◆ WHAT THE TASK REQUIRES ◆
Where a line in the listing below contains the word "this", copy that line.

◆ RECORDS FOR THE EXERCISE ◆
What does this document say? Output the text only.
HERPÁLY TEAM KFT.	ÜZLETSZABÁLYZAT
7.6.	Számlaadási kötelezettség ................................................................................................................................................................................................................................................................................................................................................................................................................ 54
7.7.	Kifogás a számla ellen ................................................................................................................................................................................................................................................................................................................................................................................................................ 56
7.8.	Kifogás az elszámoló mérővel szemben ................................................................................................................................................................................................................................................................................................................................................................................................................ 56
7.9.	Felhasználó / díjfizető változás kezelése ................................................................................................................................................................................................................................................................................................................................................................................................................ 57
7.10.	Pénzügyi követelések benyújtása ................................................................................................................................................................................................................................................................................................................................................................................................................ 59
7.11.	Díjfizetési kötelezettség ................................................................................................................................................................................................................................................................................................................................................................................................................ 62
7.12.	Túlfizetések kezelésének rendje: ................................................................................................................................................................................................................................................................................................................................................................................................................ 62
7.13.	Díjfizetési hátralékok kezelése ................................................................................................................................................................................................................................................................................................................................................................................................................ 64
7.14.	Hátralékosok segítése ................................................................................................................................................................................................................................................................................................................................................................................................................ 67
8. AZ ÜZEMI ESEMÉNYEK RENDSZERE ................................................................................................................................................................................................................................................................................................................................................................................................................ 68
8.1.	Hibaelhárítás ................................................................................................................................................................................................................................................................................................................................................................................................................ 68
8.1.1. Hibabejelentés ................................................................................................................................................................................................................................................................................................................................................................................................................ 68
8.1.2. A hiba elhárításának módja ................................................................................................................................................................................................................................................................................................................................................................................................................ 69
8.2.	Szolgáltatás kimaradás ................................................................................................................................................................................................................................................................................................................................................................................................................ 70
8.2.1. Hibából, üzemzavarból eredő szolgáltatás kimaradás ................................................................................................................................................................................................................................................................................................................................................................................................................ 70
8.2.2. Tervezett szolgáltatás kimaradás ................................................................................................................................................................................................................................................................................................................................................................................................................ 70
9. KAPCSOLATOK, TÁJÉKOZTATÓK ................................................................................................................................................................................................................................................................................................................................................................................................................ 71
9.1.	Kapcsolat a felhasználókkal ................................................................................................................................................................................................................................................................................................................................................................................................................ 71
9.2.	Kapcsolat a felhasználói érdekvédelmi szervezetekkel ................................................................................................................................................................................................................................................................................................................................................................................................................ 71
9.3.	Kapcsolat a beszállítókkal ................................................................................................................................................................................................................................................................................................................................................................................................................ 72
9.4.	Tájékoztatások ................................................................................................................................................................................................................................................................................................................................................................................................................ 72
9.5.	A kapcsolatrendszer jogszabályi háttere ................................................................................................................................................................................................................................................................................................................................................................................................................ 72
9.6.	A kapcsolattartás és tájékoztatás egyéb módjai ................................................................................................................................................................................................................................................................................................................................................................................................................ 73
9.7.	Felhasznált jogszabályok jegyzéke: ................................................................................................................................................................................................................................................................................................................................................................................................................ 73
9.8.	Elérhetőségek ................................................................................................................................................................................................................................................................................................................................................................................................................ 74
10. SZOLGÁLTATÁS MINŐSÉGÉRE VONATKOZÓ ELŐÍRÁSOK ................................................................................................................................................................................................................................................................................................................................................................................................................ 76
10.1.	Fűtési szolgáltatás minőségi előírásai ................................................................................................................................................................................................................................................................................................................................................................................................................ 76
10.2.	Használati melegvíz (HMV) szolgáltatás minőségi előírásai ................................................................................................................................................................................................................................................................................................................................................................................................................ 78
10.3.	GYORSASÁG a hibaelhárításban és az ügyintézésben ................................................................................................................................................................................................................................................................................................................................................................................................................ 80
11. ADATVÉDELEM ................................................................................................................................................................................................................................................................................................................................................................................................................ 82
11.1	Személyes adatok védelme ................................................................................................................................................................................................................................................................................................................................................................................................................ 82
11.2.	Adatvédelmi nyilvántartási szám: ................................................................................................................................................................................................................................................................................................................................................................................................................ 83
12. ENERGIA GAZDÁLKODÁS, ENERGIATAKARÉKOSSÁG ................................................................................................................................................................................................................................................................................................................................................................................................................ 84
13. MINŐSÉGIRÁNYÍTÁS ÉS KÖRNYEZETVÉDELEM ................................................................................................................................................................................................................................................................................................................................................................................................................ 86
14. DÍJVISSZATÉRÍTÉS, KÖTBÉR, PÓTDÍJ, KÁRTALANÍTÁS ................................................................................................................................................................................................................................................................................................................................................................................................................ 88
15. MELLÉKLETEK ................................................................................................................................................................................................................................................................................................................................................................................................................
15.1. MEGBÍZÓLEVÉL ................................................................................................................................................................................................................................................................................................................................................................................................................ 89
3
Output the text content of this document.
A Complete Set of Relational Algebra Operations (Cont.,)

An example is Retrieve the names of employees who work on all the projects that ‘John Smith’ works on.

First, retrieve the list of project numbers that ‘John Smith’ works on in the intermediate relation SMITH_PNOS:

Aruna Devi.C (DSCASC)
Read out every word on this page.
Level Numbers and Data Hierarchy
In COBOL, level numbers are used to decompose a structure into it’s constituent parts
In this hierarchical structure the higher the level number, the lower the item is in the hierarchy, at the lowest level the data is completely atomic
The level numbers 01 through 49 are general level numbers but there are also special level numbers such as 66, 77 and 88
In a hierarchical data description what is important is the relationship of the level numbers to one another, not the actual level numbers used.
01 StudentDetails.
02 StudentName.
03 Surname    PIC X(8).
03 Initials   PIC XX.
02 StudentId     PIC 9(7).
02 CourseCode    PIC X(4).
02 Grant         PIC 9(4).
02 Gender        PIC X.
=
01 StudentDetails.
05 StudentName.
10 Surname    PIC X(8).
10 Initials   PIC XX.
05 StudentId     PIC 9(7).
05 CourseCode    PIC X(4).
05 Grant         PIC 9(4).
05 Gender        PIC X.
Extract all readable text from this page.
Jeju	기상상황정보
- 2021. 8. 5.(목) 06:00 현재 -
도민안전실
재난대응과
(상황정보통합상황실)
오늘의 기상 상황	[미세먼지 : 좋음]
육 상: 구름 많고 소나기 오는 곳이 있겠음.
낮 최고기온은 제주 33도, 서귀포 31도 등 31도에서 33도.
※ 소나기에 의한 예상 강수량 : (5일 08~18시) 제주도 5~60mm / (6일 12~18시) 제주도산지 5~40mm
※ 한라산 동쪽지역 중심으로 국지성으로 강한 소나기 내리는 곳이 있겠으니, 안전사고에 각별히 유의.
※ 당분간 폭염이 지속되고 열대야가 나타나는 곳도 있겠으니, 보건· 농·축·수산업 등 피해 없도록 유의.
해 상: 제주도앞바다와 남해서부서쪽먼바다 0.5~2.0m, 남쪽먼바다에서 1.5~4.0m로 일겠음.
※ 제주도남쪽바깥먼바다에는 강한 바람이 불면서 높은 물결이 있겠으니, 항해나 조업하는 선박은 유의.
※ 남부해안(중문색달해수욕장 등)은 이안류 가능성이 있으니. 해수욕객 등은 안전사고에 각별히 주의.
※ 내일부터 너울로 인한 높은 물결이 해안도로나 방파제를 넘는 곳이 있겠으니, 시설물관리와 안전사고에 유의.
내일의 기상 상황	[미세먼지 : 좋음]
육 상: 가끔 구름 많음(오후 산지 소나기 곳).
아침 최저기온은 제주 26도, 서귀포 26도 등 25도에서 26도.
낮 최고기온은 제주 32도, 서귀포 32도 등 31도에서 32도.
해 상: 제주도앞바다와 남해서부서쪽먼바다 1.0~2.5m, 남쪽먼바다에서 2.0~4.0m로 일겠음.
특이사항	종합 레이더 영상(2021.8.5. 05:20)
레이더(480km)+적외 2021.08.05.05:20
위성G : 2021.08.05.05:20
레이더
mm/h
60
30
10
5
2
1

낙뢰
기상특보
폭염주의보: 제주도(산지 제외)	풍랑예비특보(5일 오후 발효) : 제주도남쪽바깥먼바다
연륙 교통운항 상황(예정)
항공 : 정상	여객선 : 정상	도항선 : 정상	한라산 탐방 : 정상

◆ EXERCISE OUTPUT ◆
What does this document say? Output the text only.
Output the text content of this document.
Read out every word on this page.
In this hierarchical structure the higher the level number, the lower the item is in the hierarchy, at the lowest level the data is completely atomic
Extract all readable text from this page.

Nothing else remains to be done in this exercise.